What is expected. Give every entry again, word for word and in full.
— Start of Information provided —
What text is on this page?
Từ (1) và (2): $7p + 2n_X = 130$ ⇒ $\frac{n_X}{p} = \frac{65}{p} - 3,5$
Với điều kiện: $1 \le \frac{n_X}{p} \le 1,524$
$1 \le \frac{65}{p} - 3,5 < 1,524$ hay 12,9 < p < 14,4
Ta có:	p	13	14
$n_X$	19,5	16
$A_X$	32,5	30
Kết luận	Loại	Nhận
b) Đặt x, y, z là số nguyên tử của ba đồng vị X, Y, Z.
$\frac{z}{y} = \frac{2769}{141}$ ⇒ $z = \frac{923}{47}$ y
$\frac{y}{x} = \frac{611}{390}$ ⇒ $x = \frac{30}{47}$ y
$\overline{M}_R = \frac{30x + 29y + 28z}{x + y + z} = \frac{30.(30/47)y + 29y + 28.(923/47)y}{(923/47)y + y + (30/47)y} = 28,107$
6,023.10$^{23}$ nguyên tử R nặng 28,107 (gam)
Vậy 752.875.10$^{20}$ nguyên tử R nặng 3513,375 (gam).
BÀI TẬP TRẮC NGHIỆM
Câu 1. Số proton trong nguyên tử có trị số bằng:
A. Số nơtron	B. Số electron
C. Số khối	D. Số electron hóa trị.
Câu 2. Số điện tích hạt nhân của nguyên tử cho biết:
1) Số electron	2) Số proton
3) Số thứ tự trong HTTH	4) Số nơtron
— End of Information provided —
Output of the exercise.
What text is on this page?
Từ (1) và (2): $7p + 2n_X = 130$ ⇒ $\frac{n_X}{p} = \frac{65}{p} - 3,5$
Với điều kiện: $1 \le \frac{n_X}{p} \le 1,524$
$1 \le \frac{65}{p} - 3,5 < 1,524$ hay 12,9 < p < 14,4
Ta có:	p	13	14
$n_X$	19,5	16
$A_X$	32,5	30
Kết luận	Loại	Nhận
b) Đặt x, y, z là số nguyên tử của ba đồng vị X, Y, Z.
$\frac{z}{y} = \frac{2769}{141}$ ⇒ $z = \frac{923}{47}$ y
$\frac{y}{x} = \frac{611}{390}$ ⇒ $x = \frac{30}{47}$ y
$\overline{M}_R = \frac{30x + 29y + 28z}{x + y + z} = \frac{30.(30/47)y + 29y + 28.(923/47)y}{(923/47)y + y + (30/47)y} = 28,107$
6,023.10$^{23}$ nguyên tử R nặng 28,107 (gam)
Vậy 752.875.10$^{20}$ nguyên tử R nặng 3513,375 (gam).
BÀI TẬP TRẮC NGHIỆM
Câu 1. Số proton trong nguyên tử có trị số bằng:
A. Số nơtron	B. Số electron
C. Số khối	D. Số electron hóa trị.
Câu 2. Số điện tích hạt nhân của nguyên tử cho biết:
1) Số electron	2) Số proton
3) Số thứ tự trong HTTH	4) Số nơtron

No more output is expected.